-- Material supplied start --

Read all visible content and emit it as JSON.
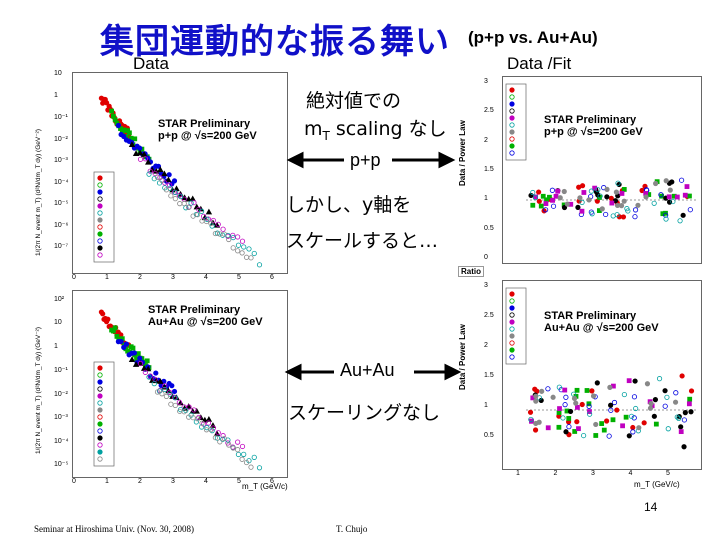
{
  "slide": {
    "title": "集団運動的な振る舞い",
    "subtitle": "(p+p vs. Au+Au)",
    "data_left": "Data",
    "data_right": "Data /Fit",
    "note1_line1": "絶対値での",
    "note1_line2_pre": "m",
    "note1_line2_sub": "T",
    "note1_line2_post": " scaling なし",
    "pp_label": "p+p",
    "note2_line1": "しかし、y軸を",
    "note2_line2": "スケールすると…",
    "auau_label": "Au+Au",
    "note3": "スケーリングなし",
    "page_number": "14",
    "footer_left": "Seminar at Hiroshima Univ. (Nov. 30, 2008)",
    "footer_center": "T. Chujo"
  },
  "plots": {
    "top_left": {
      "star1": "STAR Preliminary",
      "star2": "p+p @ √s=200 GeV",
      "ylabel": "1/(2π N_event m_T) (d²N/dm_T dy) (GeV⁻²)",
      "yticks": [
        "10",
        "1",
        "10⁻¹",
        "10⁻²",
        "10⁻³",
        "10⁻⁴",
        "10⁻⁵",
        "10⁻⁶",
        "10⁻⁷"
      ],
      "xticks": [
        "0",
        "1",
        "2",
        "3",
        "4",
        "5",
        "6"
      ]
    },
    "bottom_left": {
      "star1": "STAR Preliminary",
      "star2": "Au+Au @ √s=200 GeV",
      "ylabel": "1/(2π N_event m_T) (d²N/dm_T dy) (GeV⁻²)",
      "yticks": [
        "10²",
        "10",
        "1",
        "10⁻¹",
        "10⁻²",
        "10⁻³",
        "10⁻⁴",
        "10⁻⁵"
      ],
      "xticks": [
        "0",
        "1",
        "2",
        "3",
        "4",
        "5",
        "6"
      ],
      "xlabel": "m_T (GeV/c)"
    },
    "top_right": {
      "star1": "STAR Preliminary",
      "star2": "p+p @ √s=200 GeV",
      "ylabel": "Data / Power Law",
      "yticks": [
        "3",
        "2.5",
        "2",
        "1.5",
        "1",
        "0.5",
        "0"
      ],
      "ratio_label": "Ratio"
    },
    "bottom_right": {
      "star1": "STAR Preliminary",
      "star2": "Au+Au @ √s=200 GeV",
      "ylabel": "Data / Power Law",
      "yticks": [
        "3",
        "2.5",
        "2",
        "1.5",
        "1",
        "0.5"
      ],
      "xticks": [
        "1",
        "2",
        "3",
        "4",
        "5"
      ],
      "xlabel": "m_T (GeV/c)"
    }
  },
  "colors": {
    "title": "#1010c8",
    "series": [
      "#e00000",
      "#00b000",
      "#0000e0",
      "#000000",
      "#c000c0",
      "#00a0a0",
      "#888888"
    ]
  }
}
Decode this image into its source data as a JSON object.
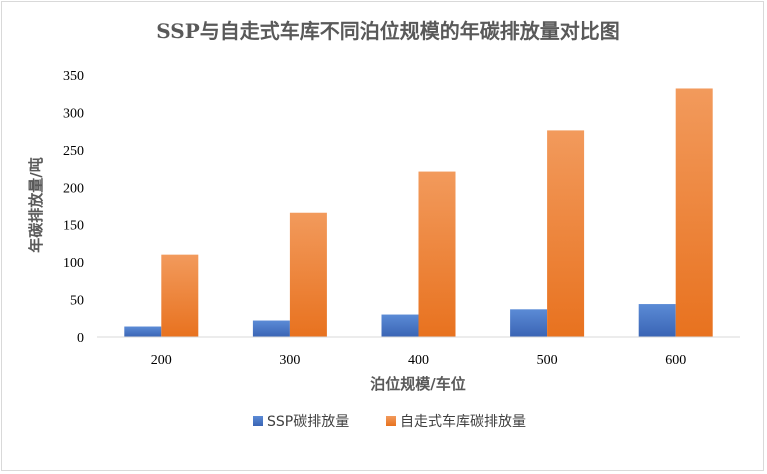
{
  "chart_data": {
    "type": "bar",
    "title": "SSP与自走式车库不同泊位规模的年碳排放量对比图",
    "xlabel": "泊位规模/车位",
    "ylabel": "年碳排放量/吨",
    "categories": [
      "200",
      "300",
      "400",
      "500",
      "600"
    ],
    "ylim": [
      0,
      350
    ],
    "yticks": [
      0,
      50,
      100,
      150,
      200,
      250,
      300,
      350
    ],
    "grid": false,
    "legend_position": "bottom",
    "series": [
      {
        "name": "SSP碳排放量",
        "values": [
          14,
          22,
          30,
          37,
          44
        ],
        "color": "#4472c4"
      },
      {
        "name": "自走式车库碳排放量",
        "values": [
          110,
          166,
          221,
          276,
          332
        ],
        "color": "#ed7d31"
      }
    ]
  }
}
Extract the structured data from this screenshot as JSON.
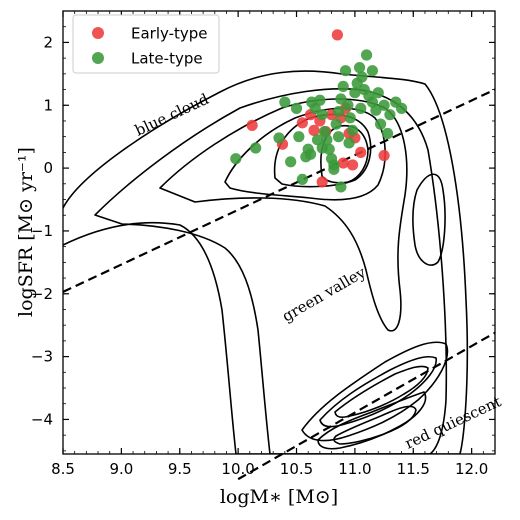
{
  "chart_data": {
    "type": "scatter",
    "xlabel": "logM∗ [M⊙]",
    "ylabel": "logSFR [M⊙ yr⁻¹]",
    "xlim": [
      8.5,
      12.2
    ],
    "ylim": [
      -4.55,
      2.5
    ],
    "xticks": [
      8.5,
      9.0,
      9.5,
      10.0,
      10.5,
      11.0,
      11.5,
      12.0
    ],
    "xtick_labels": [
      "8.5",
      "9.0",
      "9.5",
      "10.0",
      "10.5",
      "11.0",
      "11.5",
      "12.0"
    ],
    "yticks": [
      2,
      1,
      0,
      -1,
      -2,
      -3,
      -4
    ],
    "ytick_labels": [
      "2",
      "1",
      "0",
      "−1",
      "−2",
      "−3",
      "−4"
    ],
    "legend_position": "top-left",
    "series": [
      {
        "name": "Early-type",
        "color": "#ee3b3b",
        "points": [
          [
            10.12,
            0.68
          ],
          [
            10.38,
            0.38
          ],
          [
            10.55,
            0.72
          ],
          [
            10.62,
            0.85
          ],
          [
            10.7,
            0.75
          ],
          [
            10.75,
            0.58
          ],
          [
            10.8,
            0.85
          ],
          [
            10.88,
            0.8
          ],
          [
            10.92,
            0.95
          ],
          [
            10.95,
            0.55
          ],
          [
            10.85,
            2.12
          ],
          [
            11.0,
            0.48
          ],
          [
            11.05,
            0.25
          ],
          [
            10.98,
            0.05
          ],
          [
            10.9,
            0.08
          ],
          [
            10.72,
            -0.22
          ],
          [
            11.25,
            0.2
          ],
          [
            10.65,
            0.6
          ]
        ]
      },
      {
        "name": "Late-type",
        "color": "#3a9a3a",
        "points": [
          [
            9.98,
            0.15
          ],
          [
            10.15,
            0.32
          ],
          [
            10.35,
            0.48
          ],
          [
            10.45,
            0.1
          ],
          [
            10.52,
            0.5
          ],
          [
            10.55,
            -0.18
          ],
          [
            10.6,
            0.3
          ],
          [
            10.63,
            1.05
          ],
          [
            10.66,
            0.95
          ],
          [
            10.7,
            1.08
          ],
          [
            10.72,
            0.85
          ],
          [
            10.74,
            0.58
          ],
          [
            10.76,
            0.45
          ],
          [
            10.78,
            0.3
          ],
          [
            10.8,
            0.15
          ],
          [
            10.82,
            0.05
          ],
          [
            10.84,
            0.7
          ],
          [
            10.86,
            0.9
          ],
          [
            10.88,
            1.1
          ],
          [
            10.9,
            1.3
          ],
          [
            10.92,
            1.55
          ],
          [
            10.94,
            1.0
          ],
          [
            10.96,
            0.8
          ],
          [
            10.98,
            0.6
          ],
          [
            11.0,
            1.2
          ],
          [
            11.02,
            1.35
          ],
          [
            11.04,
            1.6
          ],
          [
            11.06,
            1.45
          ],
          [
            11.08,
            1.25
          ],
          [
            11.1,
            1.8
          ],
          [
            11.12,
            1.15
          ],
          [
            11.15,
            1.05
          ],
          [
            11.18,
            0.92
          ],
          [
            11.2,
            1.2
          ],
          [
            11.25,
            1.0
          ],
          [
            11.28,
            0.55
          ],
          [
            11.35,
            1.05
          ],
          [
            11.4,
            0.95
          ],
          [
            10.58,
            0.18
          ],
          [
            10.68,
            0.45
          ],
          [
            10.82,
            -0.02
          ],
          [
            10.88,
            -0.3
          ],
          [
            10.5,
            0.95
          ],
          [
            10.4,
            1.05
          ],
          [
            11.05,
            0.95
          ],
          [
            10.95,
            0.4
          ],
          [
            10.72,
            0.32
          ],
          [
            10.62,
            0.22
          ],
          [
            11.15,
            1.55
          ],
          [
            11.3,
            0.85
          ],
          [
            11.22,
            0.7
          ],
          [
            10.86,
            0.5
          ]
        ]
      }
    ],
    "dividing_lines": [
      {
        "x": [
          8.5,
          12.2
        ],
        "y": [
          -1.97,
          1.25
        ]
      },
      {
        "x": [
          10.0,
          12.2
        ],
        "y": [
          -4.95,
          -2.62
        ]
      }
    ],
    "annotations": [
      "blue cloud",
      "green valley",
      "red quiescent"
    ]
  }
}
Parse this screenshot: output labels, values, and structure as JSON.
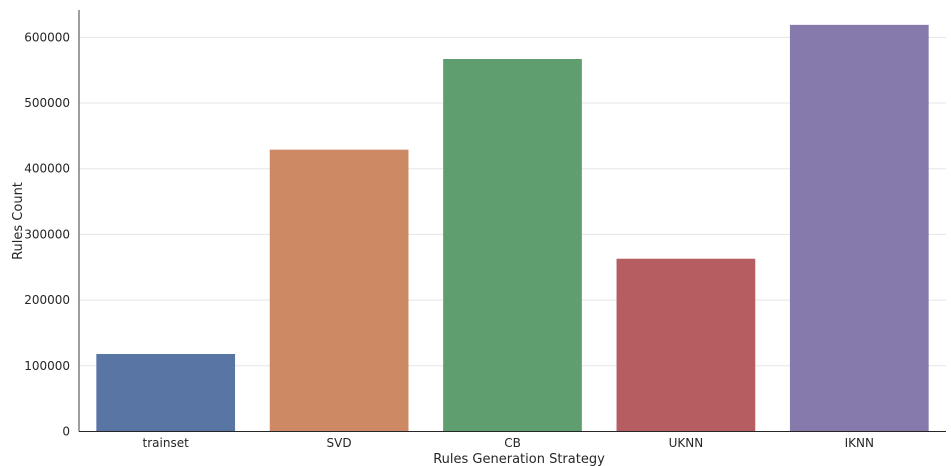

-- Material supplied end --

* [Task brief]:
From the listing above, collect every line that mentions the word "JSON".

* [Solved problem]:
Read all visible content and emit it as JSON.
Decode this image into its source data as a JSON object.
Extract the structured data from this screenshot as JSON.
Parse this screenshot: output labels, values, and structure as JSON.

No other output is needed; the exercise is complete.